** begin **

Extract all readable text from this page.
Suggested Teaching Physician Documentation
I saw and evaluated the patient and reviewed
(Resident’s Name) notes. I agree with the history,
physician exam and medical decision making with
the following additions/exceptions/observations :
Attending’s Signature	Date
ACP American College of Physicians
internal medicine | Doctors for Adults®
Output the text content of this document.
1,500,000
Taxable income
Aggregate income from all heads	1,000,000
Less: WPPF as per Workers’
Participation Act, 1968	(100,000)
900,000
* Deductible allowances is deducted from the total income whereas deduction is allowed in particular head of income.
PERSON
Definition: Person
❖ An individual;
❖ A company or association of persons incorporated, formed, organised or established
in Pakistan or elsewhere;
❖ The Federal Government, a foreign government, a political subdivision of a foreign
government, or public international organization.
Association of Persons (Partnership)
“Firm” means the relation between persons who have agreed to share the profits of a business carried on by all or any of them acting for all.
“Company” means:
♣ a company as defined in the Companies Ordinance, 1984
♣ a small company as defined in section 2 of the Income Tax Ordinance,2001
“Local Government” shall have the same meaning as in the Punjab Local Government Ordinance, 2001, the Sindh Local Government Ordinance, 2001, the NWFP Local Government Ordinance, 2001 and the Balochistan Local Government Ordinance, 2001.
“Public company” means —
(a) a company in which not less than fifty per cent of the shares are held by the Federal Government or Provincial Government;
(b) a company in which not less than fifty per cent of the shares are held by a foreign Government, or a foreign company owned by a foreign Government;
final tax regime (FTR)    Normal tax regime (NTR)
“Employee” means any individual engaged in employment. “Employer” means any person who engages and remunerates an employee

** end **

## What you are asked to do
Without omitting anything, output the entries exactly.

## Response for this exercise
Extract all readable text from this page.
Suggested Teaching Physician Documentation
I saw and evaluated the patient and reviewed
(Resident’s Name) notes. I agree with the history,
physician exam and medical decision making with
the following additions/exceptions/observations :
Attending’s Signature	Date
ACP American College of Physicians
internal medicine | Doctors for Adults®
Output the text content of this document.
1,500,000
Taxable income
Aggregate income from all heads	1,000,000
Less: WPPF as per Workers’
Participation Act, 1968	(100,000)
900,000
* Deductible allowances is deducted from the total income whereas deduction is allowed in particular head of income.
PERSON
Definition: Person
❖ An individual;
❖ A company or association of persons incorporated, formed, organised or established
in Pakistan or elsewhere;
❖ The Federal Government, a foreign government, a political subdivision of a foreign
government, or public international organization.
Association of Persons (Partnership)
“Firm” means the relation between persons who have agreed to share the profits of a business carried on by all or any of them acting for all.
“Company” means:
♣ a company as defined in the Companies Ordinance, 1984
♣ a small company as defined in section 2 of the Income Tax Ordinance,2001
“Local Government” shall have the same meaning as in the Punjab Local Government Ordinance, 2001, the Sindh Local Government Ordinance, 2001, the NWFP Local Government Ordinance, 2001 and the Balochistan Local Government Ordinance, 2001.
“Public company” means —
(a) a company in which not less than fifty per cent of the shares are held by the Federal Government or Provincial Government;
(b) a company in which not less than fifty per cent of the shares are held by a foreign Government, or a foreign company owned by a foreign Government;
final tax regime (FTR)    Normal tax regime (NTR)
“Employee” means any individual engaged in employment. “Employer” means any person who engages and remunerates an employee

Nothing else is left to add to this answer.